## What is required
Pick out the lines below that include the string "Bistatic".

## Exercise data
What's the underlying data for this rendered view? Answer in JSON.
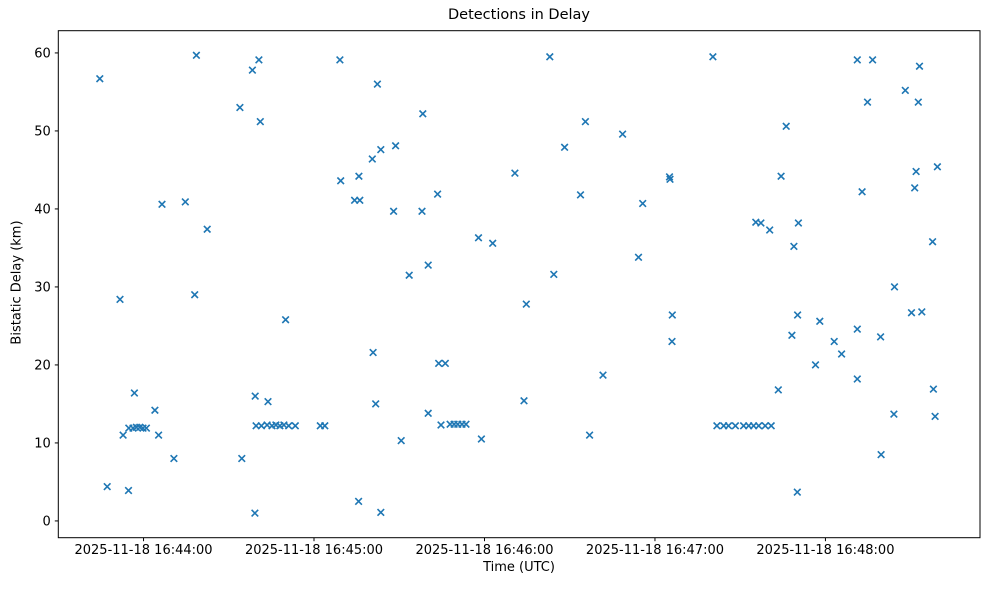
{
  "figure": {
    "title": "Detections in Delay",
    "xlabel": "Time (UTC)",
    "ylabel": "Bistatic Delay (km)"
  },
  "chart_data": {
    "type": "scatter",
    "title": "Detections in Delay",
    "xlabel": "Time (UTC)",
    "ylabel": "Bistatic Delay (km)",
    "legend": "none",
    "grid": "off",
    "marker": "x",
    "marker_color": "#1f77b4",
    "axis_color": "#000000",
    "x_unit": "seconds after 2025-11-18 16:44:00 UTC",
    "xlim": [
      -30.0,
      294.4
    ],
    "ylim": [
      -2.15,
      62.85
    ],
    "x_ticks": [
      {
        "t": 0,
        "label": "2025-11-18 16:44:00"
      },
      {
        "t": 60,
        "label": "2025-11-18 16:45:00"
      },
      {
        "t": 120,
        "label": "2025-11-18 16:46:00"
      },
      {
        "t": 180,
        "label": "2025-11-18 16:47:00"
      },
      {
        "t": 240,
        "label": "2025-11-18 16:48:00"
      }
    ],
    "y_ticks": [
      0,
      10,
      20,
      30,
      40,
      50,
      60
    ],
    "points": [
      [
        -15.4,
        56.7
      ],
      [
        -12.8,
        4.4
      ],
      [
        -8.3,
        28.4
      ],
      [
        -7.2,
        11.0
      ],
      [
        -5.3,
        3.9
      ],
      [
        -5.2,
        11.9
      ],
      [
        -3.7,
        11.9
      ],
      [
        -3.2,
        16.4
      ],
      [
        -2.5,
        12.0
      ],
      [
        -1.3,
        12.0
      ],
      [
        -0.2,
        11.9
      ],
      [
        1.0,
        11.9
      ],
      [
        4.0,
        14.2
      ],
      [
        5.3,
        11.0
      ],
      [
        6.5,
        40.6
      ],
      [
        10.7,
        8.0
      ],
      [
        14.7,
        40.9
      ],
      [
        18.0,
        29.0
      ],
      [
        18.6,
        59.7
      ],
      [
        22.4,
        37.4
      ],
      [
        33.9,
        53.0
      ],
      [
        34.6,
        8.0
      ],
      [
        38.3,
        57.8
      ],
      [
        39.2,
        1.0
      ],
      [
        39.3,
        16.0
      ],
      [
        39.6,
        12.2
      ],
      [
        40.6,
        59.1
      ],
      [
        41.1,
        51.2
      ],
      [
        41.5,
        12.2
      ],
      [
        43.5,
        12.3
      ],
      [
        43.8,
        15.3
      ],
      [
        45.2,
        12.2
      ],
      [
        46.6,
        12.3
      ],
      [
        48.0,
        12.2
      ],
      [
        49.4,
        12.3
      ],
      [
        50.0,
        25.8
      ],
      [
        51.1,
        12.2
      ],
      [
        53.4,
        12.2
      ],
      [
        62.2,
        12.2
      ],
      [
        63.8,
        12.2
      ],
      [
        69.1,
        59.1
      ],
      [
        69.4,
        43.6
      ],
      [
        74.3,
        41.1
      ],
      [
        75.7,
        2.5
      ],
      [
        75.8,
        44.2
      ],
      [
        76.1,
        41.1
      ],
      [
        80.5,
        46.4
      ],
      [
        80.8,
        21.6
      ],
      [
        81.7,
        15.0
      ],
      [
        82.3,
        56.0
      ],
      [
        83.5,
        47.6
      ],
      [
        83.5,
        1.1
      ],
      [
        88.0,
        39.7
      ],
      [
        88.7,
        48.1
      ],
      [
        90.7,
        10.3
      ],
      [
        93.5,
        31.5
      ],
      [
        98.0,
        39.7
      ],
      [
        98.3,
        52.2
      ],
      [
        100.2,
        32.8
      ],
      [
        100.2,
        13.8
      ],
      [
        103.5,
        41.9
      ],
      [
        103.9,
        20.2
      ],
      [
        104.7,
        12.3
      ],
      [
        106.2,
        20.2
      ],
      [
        107.9,
        12.4
      ],
      [
        109.3,
        12.4
      ],
      [
        110.6,
        12.4
      ],
      [
        112.1,
        12.4
      ],
      [
        113.5,
        12.4
      ],
      [
        117.9,
        36.3
      ],
      [
        118.9,
        10.5
      ],
      [
        122.9,
        35.6
      ],
      [
        130.7,
        44.6
      ],
      [
        133.9,
        15.4
      ],
      [
        134.7,
        27.8
      ],
      [
        143.0,
        59.5
      ],
      [
        144.4,
        31.6
      ],
      [
        148.2,
        47.9
      ],
      [
        153.8,
        41.8
      ],
      [
        155.5,
        51.2
      ],
      [
        157.0,
        11.0
      ],
      [
        161.7,
        18.7
      ],
      [
        168.6,
        49.6
      ],
      [
        174.2,
        33.8
      ],
      [
        175.7,
        40.7
      ],
      [
        185.1,
        44.1
      ],
      [
        185.3,
        43.8
      ],
      [
        186.0,
        23.0
      ],
      [
        186.1,
        26.4
      ],
      [
        200.4,
        59.5
      ],
      [
        201.8,
        12.2
      ],
      [
        204.2,
        12.2
      ],
      [
        205.9,
        12.2
      ],
      [
        208.3,
        12.2
      ],
      [
        211.2,
        12.2
      ],
      [
        213.0,
        12.2
      ],
      [
        214.7,
        12.2
      ],
      [
        215.5,
        38.3
      ],
      [
        216.5,
        12.2
      ],
      [
        217.3,
        38.2
      ],
      [
        218.8,
        12.2
      ],
      [
        220.4,
        37.3
      ],
      [
        220.9,
        12.2
      ],
      [
        223.4,
        16.8
      ],
      [
        224.4,
        44.2
      ],
      [
        226.2,
        50.6
      ],
      [
        228.2,
        23.8
      ],
      [
        228.9,
        35.2
      ],
      [
        230.1,
        3.7
      ],
      [
        230.2,
        26.4
      ],
      [
        230.5,
        38.2
      ],
      [
        236.5,
        20.0
      ],
      [
        238.0,
        25.6
      ],
      [
        243.1,
        23.0
      ],
      [
        245.7,
        21.4
      ],
      [
        251.2,
        24.6
      ],
      [
        251.2,
        59.1
      ],
      [
        251.2,
        18.2
      ],
      [
        252.9,
        42.2
      ],
      [
        254.8,
        53.7
      ],
      [
        256.6,
        59.1
      ],
      [
        259.4,
        23.6
      ],
      [
        259.6,
        8.5
      ],
      [
        264.1,
        13.7
      ],
      [
        264.3,
        30.0
      ],
      [
        268.1,
        55.2
      ],
      [
        270.3,
        26.7
      ],
      [
        271.4,
        42.7
      ],
      [
        271.9,
        44.8
      ],
      [
        272.7,
        53.7
      ],
      [
        273.1,
        58.3
      ],
      [
        273.9,
        26.8
      ],
      [
        277.7,
        35.8
      ],
      [
        278.0,
        16.9
      ],
      [
        278.6,
        13.4
      ],
      [
        279.4,
        45.4
      ]
    ]
  }
}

## Exercise answer
    "ylabel": "Bistatic Delay (km)"
    "ylabel": "Bistatic Delay (km)",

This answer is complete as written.